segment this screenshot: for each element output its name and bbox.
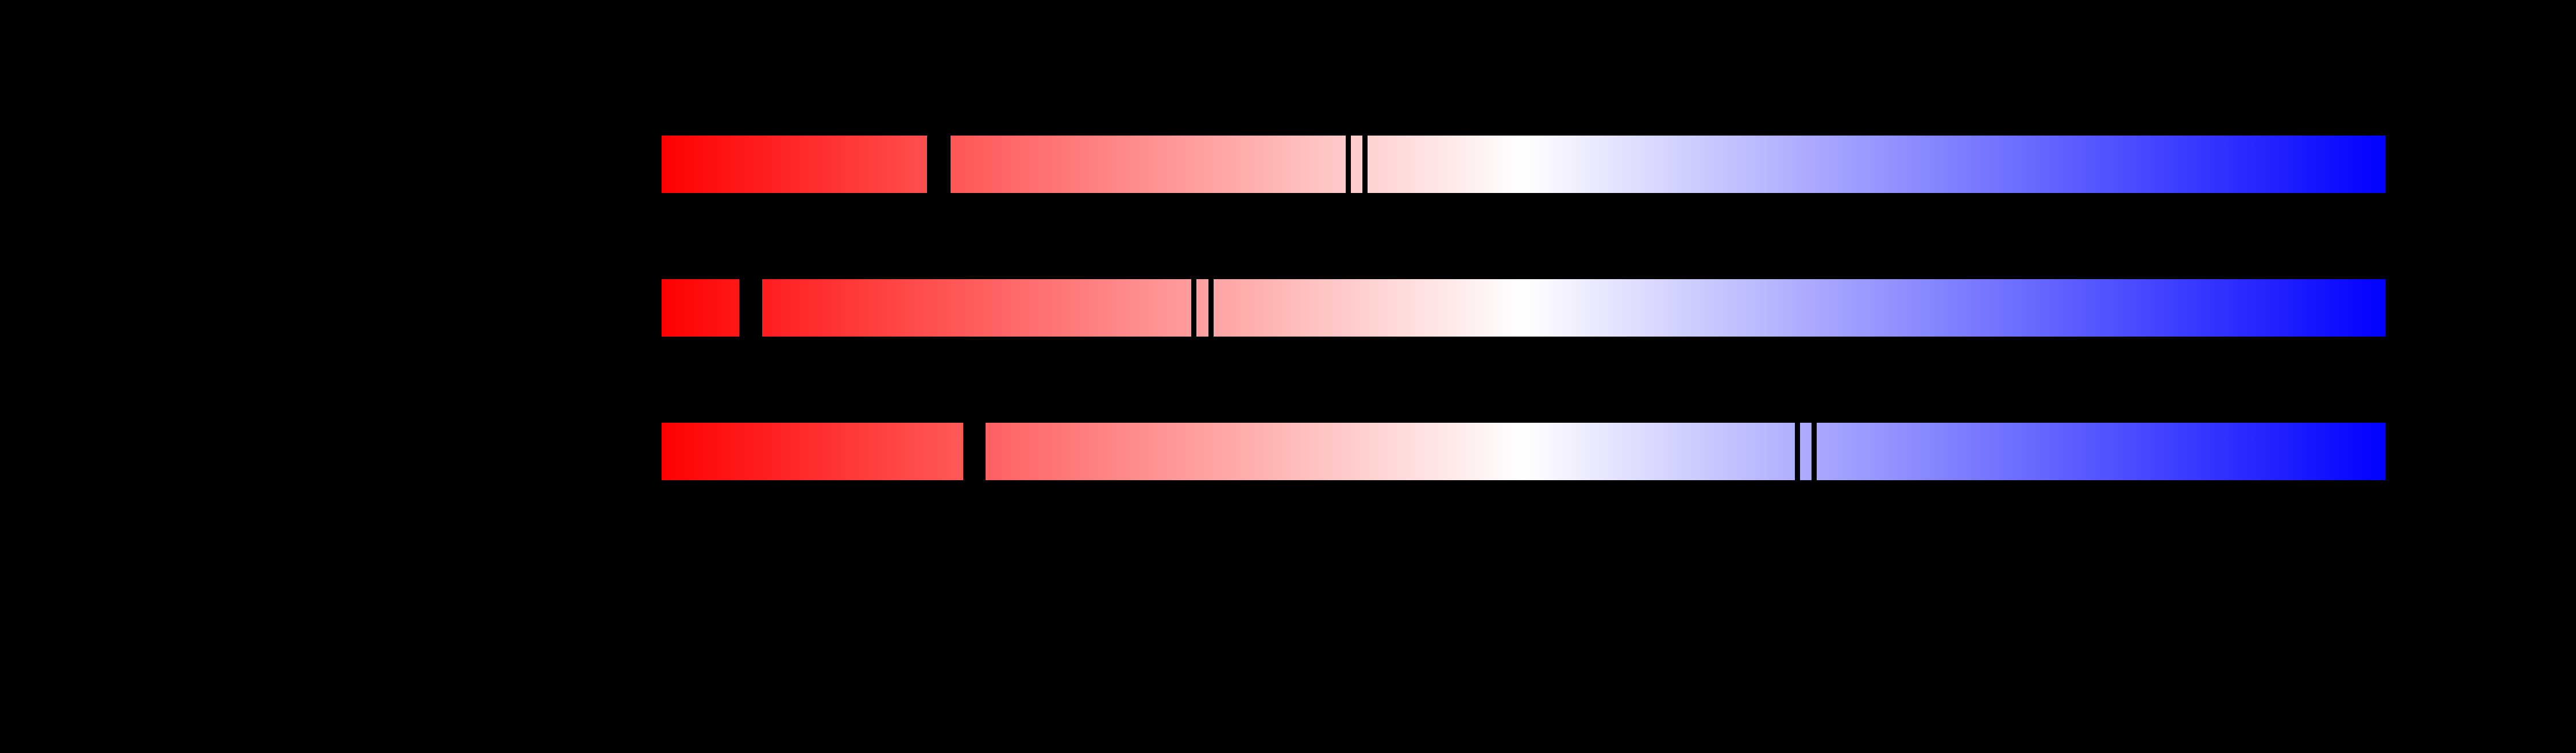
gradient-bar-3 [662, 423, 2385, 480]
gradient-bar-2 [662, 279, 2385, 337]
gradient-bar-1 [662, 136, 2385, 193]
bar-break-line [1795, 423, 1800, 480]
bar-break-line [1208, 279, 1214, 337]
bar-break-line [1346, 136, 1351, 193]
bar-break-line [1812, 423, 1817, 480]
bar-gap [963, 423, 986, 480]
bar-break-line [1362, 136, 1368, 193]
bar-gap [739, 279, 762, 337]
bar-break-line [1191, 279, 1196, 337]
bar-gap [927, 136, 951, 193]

## [SHORT PROBLEM]
Copy out the entries above word for word, leaving out the pictures.

## [SOLUTION TO THIS PROBLEM]
segment this screenshot: for each element output its name and bbox.
gradient-bar-3 [662, 423, 2385, 480]
gradient-bar-2 [662, 279, 2385, 337]
gradient-bar-1 [662, 136, 2385, 193]
bar-break-line [1795, 423, 1800, 480]
bar-break-line [1208, 279, 1214, 337]
bar-break-line [1346, 136, 1351, 193]
bar-break-line [1812, 423, 1817, 480]
bar-gap [963, 423, 986, 480]
bar-break-line [1362, 136, 1368, 193]
bar-gap [739, 279, 762, 337]
bar-break-line [1191, 279, 1196, 337]
bar-gap [927, 136, 951, 193]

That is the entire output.